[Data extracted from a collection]

⁂

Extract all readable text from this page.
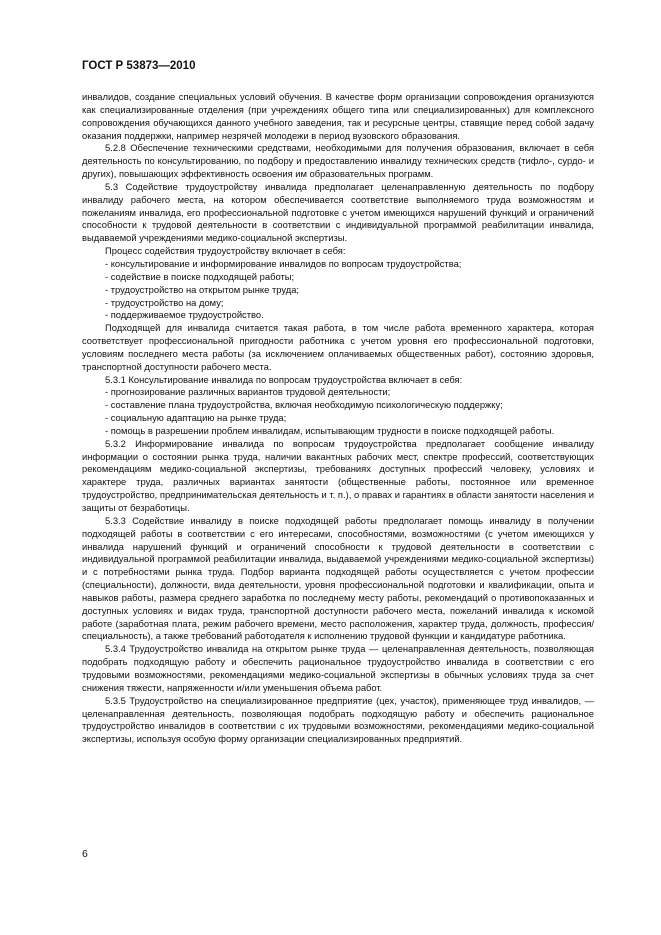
ГОСТ Р 53873—2010

инвалидов, создание специальных условий обучения. В качестве форм организации сопровождения организуются как специализированные отделения (при учреждениях общего типа или специализированных) для комплексного сопровождения обучающихся данного учебного заведения, так и ресурсные центры, ставящие перед собой задачу оказания поддержки, например незрячей молодежи в период вузовского образования.

5.2.8 Обеспечение техническими средствами, необходимыми для получения образования, включает в себя деятельность по консультированию, по подбору и предоставлению инвалиду технических средств (тифло-, сурдо- и других), повышающих эффективность освоения им образовательных программ.

5.3 Содействие трудоустройству инвалида предполагает целенаправленную деятельность по подбору инвалиду рабочего места, на котором обеспечивается соответствие выполняемого труда возможностям и пожеланиям инвалида, его профессиональной подготовке с учетом имеющихся нарушений функций и ограничений способности к трудовой деятельности в соответствии с индивидуальной программой реабилитации инвалида, выдаваемой учреждениями медико-социальной экспертизы.

Процесс содействия трудоустройству включает в себя:

- консультирование и информирование инвалидов по вопросам трудоустройства;

- содействие в поиске подходящей работы;

- трудоустройство на открытом рынке труда;

- трудоустройство на дому;

- поддерживаемое трудоустройство.

Подходящей для инвалида считается такая работа, в том числе работа временного характера, которая соответствует профессиональной пригодности работника с учетом уровня его профессиональной подготовки, условиям последнего места работы (за исключением оплачиваемых общественных работ), состоянию здоровья, транспортной доступности рабочего места.

5.3.1 Консультирование инвалида по вопросам трудоустройства включает в себя:

- прогнозирование различных вариантов трудовой деятельности;

- составление плана трудоустройства, включая необходимую психологическую поддержку;

- социальную адаптацию на рынке труда;

- помощь в разрешении проблем инвалидам, испытывающим трудности в поиске подходящей работы.

5.3.2 Информирование инвалида по вопросам трудоустройства предполагает сообщение инвалиду информации о состоянии рынка труда, наличии вакантных рабочих мест, спектре профессий, соответствующих рекомендациям медико-социальной экспертизы, требованиях доступных профессий человеку, условиях и характере труда, различных вариантах занятости (общественные работы, постоянное или временное трудоустройство, предпринимательская деятельность и т. п.), о правах и гарантиях в области занятости населения и защиты от безработицы.

5.3.3 Содействие инвалиду в поиске подходящей работы предполагает помощь инвалиду в получении подходящей работы в соответствии с его интересами, способностями, возможностями (с учетом имеющихся у инвалида нарушений функций и ограничений способности к трудовой деятельности в соответствии с индивидуальной программой реабилитации инвалида, выдаваемой учреждениями медико-социальной экспертизы) и с потребностями рынка труда. Подбор варианта подходящей работы осуществляется с учетом профессии (специальности), должности, вида деятельности, уровня профессиональной подготовки и квалификации, опыта и навыков работы, размера среднего заработка по последнему месту работы, рекомендаций о противопоказанных и доступных условиях и видах труда, транспортной доступности рабочего места, пожеланий инвалида к искомой работе (заработная плата, режим рабочего времени, место расположения, характер труда, должность, профессия/специальность), а также требований работодателя к исполнению трудовой функции и кандидатуре работника.

5.3.4 Трудоустройство инвалида на открытом рынке труда — целенаправленная деятельность, позволяющая подобрать подходящую работу и обеспечить рациональное трудоустройство инвалида в соответствии с его трудовыми возможностями, рекомендациями медико-социальной экспертизы в обычных условиях труда за счет снижения тяжести, напряженности и/или уменьшения объема работ.

5.3.5 Трудоустройство на специализированное предприятие (цех, участок), применяющее труд инвалидов, — целенаправленная деятельность, позволяющая подобрать подходящую работу и обеспечить рациональное трудоустройство инвалидов в соответствии с их трудовыми возможностями, рекомендациями медико-социальной экспертизы, используя особую форму организации специализированных предприятий.

6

⁂

Exercise description
Print all entries exactly. The images do not belong in the copy.

Task answer
Extract all readable text from this page.
ГОСТ Р 53873—2010

инвалидов, создание специальных условий обучения. В качестве форм организации сопровождения организуются как специализированные отделения (при учреждениях общего типа или специализированных) для комплексного сопровождения обучающихся данного учебного заведения, так и ресурсные центры, ставящие перед собой задачу оказания поддержки, например незрячей молодежи в период вузовского образования.

5.2.8 Обеспечение техническими средствами, необходимыми для получения образования, включает в себя деятельность по консультированию, по подбору и предоставлению инвалиду технических средств (тифло-, сурдо- и других), повышающих эффективность освоения им образовательных программ.

5.3 Содействие трудоустройству инвалида предполагает целенаправленную деятельность по подбору инвалиду рабочего места, на котором обеспечивается соответствие выполняемого труда возможностям и пожеланиям инвалида, его профессиональной подготовке с учетом имеющихся нарушений функций и ограничений способности к трудовой деятельности в соответствии с индивидуальной программой реабилитации инвалида, выдаваемой учреждениями медико-социальной экспертизы.

Процесс содействия трудоустройству включает в себя:

- консультирование и информирование инвалидов по вопросам трудоустройства;

- содействие в поиске подходящей работы;

- трудоустройство на открытом рынке труда;

- трудоустройство на дому;

- поддерживаемое трудоустройство.

Подходящей для инвалида считается такая работа, в том числе работа временного характера, которая соответствует профессиональной пригодности работника с учетом уровня его профессиональной подготовки, условиям последнего места работы (за исключением оплачиваемых общественных работ), состоянию здоровья, транспортной доступности рабочего места.

5.3.1 Консультирование инвалида по вопросам трудоустройства включает в себя:

- прогнозирование различных вариантов трудовой деятельности;

- составление плана трудоустройства, включая необходимую психологическую поддержку;

- социальную адаптацию на рынке труда;

- помощь в разрешении проблем инвалидам, испытывающим трудности в поиске подходящей работы.

5.3.2 Информирование инвалида по вопросам трудоустройства предполагает сообщение инвалиду информации о состоянии рынка труда, наличии вакантных рабочих мест, спектре профессий, соответствующих рекомендациям медико-социальной экспертизы, требованиях доступных профессий человеку, условиях и характере труда, различных вариантах занятости (общественные работы, постоянное или временное трудоустройство, предпринимательская деятельность и т. п.), о правах и гарантиях в области занятости населения и защиты от безработицы.

5.3.3 Содействие инвалиду в поиске подходящей работы предполагает помощь инвалиду в получении подходящей работы в соответствии с его интересами, способностями, возможностями (с учетом имеющихся у инвалида нарушений функций и ограничений способности к трудовой деятельности в соответствии с индивидуальной программой реабилитации инвалида, выдаваемой учреждениями медико-социальной экспертизы) и с потребностями рынка труда. Подбор варианта подходящей работы осуществляется с учетом профессии (специальности), должности, вида деятельности, уровня профессиональной подготовки и квалификации, опыта и навыков работы, размера среднего заработка по последнему месту работы, рекомендаций о противопоказанных и доступных условиях и видах труда, транспортной доступности рабочего места, пожеланий инвалида к искомой работе (заработная плата, режим рабочего времени, место расположения, характер труда, должность, профессия/специальность), а также требований работодателя к исполнению трудовой функции и кандидатуре работника.

5.3.4 Трудоустройство инвалида на открытом рынке труда — целенаправленная деятельность, позволяющая подобрать подходящую работу и обеспечить рациональное трудоустройство инвалида в соответствии с его трудовыми возможностями, рекомендациями медико-социальной экспертизы в обычных условиях труда за счет снижения тяжести, напряженности и/или уменьшения объема работ.

5.3.5 Трудоустройство на специализированное предприятие (цех, участок), применяющее труд инвалидов, — целенаправленная деятельность, позволяющая подобрать подходящую работу и обеспечить рациональное трудоустройство инвалидов в соответствии с их трудовыми возможностями, рекомендациями медико-социальной экспертизы, используя особую форму организации специализированных предприятий.

6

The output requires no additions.